**What you are asked to do:** Look for the string "JSON" in every line, and copy each line that has it.

------------------------------

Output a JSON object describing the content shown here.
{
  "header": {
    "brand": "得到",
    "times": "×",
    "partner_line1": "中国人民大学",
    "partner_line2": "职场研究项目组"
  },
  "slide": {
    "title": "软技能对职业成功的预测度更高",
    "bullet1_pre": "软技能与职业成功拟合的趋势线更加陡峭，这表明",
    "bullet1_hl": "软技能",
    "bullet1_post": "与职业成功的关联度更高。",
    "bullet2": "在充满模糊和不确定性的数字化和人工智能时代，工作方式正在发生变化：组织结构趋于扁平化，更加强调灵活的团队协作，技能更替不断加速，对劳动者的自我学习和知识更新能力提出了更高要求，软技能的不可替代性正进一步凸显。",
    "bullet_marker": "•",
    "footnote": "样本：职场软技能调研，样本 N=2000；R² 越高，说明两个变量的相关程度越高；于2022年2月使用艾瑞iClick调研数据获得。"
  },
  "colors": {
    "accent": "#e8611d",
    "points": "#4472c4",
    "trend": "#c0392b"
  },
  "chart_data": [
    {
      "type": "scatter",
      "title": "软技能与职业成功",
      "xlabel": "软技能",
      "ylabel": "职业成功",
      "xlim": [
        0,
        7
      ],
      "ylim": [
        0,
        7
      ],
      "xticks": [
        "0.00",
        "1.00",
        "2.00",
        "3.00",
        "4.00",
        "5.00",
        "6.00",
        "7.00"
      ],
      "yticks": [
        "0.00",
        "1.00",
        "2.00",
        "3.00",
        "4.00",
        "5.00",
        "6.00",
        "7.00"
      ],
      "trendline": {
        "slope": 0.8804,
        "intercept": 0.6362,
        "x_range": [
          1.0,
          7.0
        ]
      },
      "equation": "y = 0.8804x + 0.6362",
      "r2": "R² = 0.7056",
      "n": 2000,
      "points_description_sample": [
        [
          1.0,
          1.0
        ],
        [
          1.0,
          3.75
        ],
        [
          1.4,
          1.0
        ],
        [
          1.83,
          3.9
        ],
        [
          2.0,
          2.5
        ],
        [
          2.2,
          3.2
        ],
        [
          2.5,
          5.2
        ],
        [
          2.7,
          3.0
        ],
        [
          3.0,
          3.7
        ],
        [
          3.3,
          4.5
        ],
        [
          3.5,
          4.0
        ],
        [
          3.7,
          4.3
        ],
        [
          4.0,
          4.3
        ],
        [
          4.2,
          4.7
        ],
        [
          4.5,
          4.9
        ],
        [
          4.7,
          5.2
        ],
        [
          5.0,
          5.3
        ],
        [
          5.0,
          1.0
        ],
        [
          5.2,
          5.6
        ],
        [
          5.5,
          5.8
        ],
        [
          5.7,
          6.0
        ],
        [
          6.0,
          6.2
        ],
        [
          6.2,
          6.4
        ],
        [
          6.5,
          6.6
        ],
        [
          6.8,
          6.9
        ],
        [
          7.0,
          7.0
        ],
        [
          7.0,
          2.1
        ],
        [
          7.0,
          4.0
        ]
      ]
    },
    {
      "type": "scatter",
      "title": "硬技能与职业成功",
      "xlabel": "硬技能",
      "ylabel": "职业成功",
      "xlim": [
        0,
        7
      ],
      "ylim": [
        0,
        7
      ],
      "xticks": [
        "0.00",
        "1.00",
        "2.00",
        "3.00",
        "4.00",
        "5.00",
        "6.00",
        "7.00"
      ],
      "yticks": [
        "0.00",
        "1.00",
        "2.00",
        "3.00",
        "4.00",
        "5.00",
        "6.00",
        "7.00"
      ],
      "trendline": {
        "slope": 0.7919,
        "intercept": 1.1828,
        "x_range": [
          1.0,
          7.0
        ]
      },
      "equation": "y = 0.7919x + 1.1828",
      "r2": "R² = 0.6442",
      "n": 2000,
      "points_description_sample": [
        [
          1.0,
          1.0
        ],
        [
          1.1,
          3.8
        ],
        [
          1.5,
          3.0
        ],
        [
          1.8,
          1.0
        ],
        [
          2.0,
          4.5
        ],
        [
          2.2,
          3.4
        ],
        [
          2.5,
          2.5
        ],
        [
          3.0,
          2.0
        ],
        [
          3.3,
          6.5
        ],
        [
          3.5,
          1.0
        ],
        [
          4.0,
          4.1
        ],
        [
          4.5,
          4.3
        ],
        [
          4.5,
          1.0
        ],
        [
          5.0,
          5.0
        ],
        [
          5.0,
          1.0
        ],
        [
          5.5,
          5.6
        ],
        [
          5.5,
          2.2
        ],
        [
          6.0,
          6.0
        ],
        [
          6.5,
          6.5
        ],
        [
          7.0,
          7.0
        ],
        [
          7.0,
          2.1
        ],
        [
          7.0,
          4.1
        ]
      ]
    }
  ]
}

------------------------------

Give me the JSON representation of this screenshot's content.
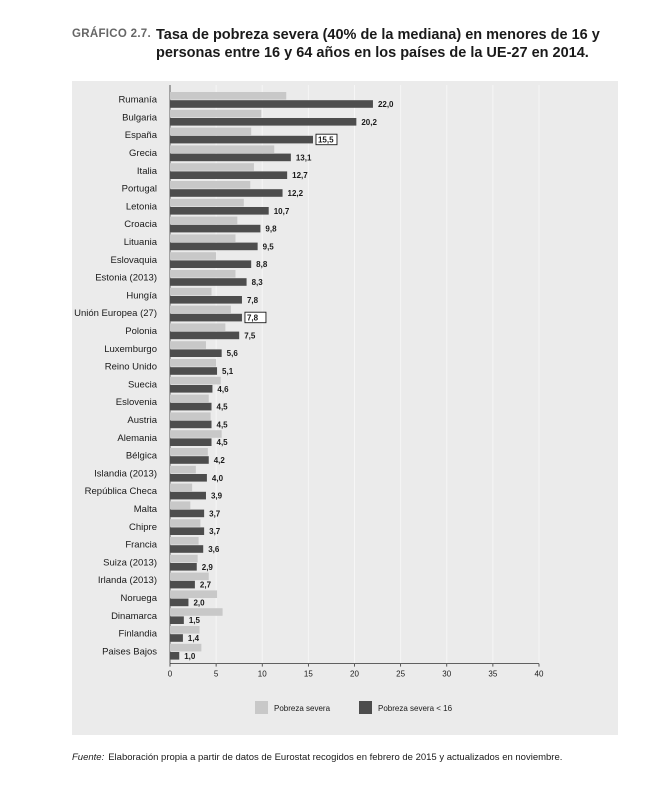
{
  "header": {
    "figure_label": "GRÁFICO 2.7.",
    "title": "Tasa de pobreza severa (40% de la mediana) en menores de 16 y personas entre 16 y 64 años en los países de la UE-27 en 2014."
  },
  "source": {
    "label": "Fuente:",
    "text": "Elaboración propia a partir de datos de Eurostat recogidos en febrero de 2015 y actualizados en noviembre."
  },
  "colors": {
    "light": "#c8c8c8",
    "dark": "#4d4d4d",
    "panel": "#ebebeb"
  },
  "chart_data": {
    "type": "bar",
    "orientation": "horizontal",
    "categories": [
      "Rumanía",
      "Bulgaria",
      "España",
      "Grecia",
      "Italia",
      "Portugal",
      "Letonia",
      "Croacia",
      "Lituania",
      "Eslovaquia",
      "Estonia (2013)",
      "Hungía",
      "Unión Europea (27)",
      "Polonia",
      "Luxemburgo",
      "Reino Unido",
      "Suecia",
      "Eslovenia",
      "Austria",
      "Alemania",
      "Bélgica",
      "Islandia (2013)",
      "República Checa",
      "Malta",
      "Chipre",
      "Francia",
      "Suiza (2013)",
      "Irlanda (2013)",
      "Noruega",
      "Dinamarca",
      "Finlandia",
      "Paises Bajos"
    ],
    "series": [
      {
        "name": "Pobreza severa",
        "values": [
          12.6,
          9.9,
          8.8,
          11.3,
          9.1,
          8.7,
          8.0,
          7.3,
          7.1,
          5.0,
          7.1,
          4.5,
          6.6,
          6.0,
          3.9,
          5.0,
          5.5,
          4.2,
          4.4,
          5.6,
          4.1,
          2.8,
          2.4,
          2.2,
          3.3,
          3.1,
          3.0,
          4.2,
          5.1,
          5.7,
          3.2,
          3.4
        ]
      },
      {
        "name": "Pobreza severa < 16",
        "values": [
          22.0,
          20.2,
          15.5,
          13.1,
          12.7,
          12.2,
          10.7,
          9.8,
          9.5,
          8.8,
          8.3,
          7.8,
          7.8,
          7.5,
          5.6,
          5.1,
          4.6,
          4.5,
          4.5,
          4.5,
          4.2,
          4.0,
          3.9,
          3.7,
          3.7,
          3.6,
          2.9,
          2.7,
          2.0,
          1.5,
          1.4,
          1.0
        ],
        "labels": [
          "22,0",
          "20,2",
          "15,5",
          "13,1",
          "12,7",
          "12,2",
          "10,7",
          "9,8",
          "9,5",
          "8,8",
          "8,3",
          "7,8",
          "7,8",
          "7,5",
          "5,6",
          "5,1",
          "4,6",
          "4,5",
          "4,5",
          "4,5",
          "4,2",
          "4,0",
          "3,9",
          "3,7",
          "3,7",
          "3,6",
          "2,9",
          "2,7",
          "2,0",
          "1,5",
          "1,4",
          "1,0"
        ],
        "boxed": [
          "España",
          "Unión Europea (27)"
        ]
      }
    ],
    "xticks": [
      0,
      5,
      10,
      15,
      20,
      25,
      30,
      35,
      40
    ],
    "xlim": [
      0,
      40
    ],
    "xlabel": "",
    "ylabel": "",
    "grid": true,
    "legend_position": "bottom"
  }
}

------------------------------

**The response:**
Output a JSON object describing the content shown here.
Give me the JSON representation of this screenshot's content.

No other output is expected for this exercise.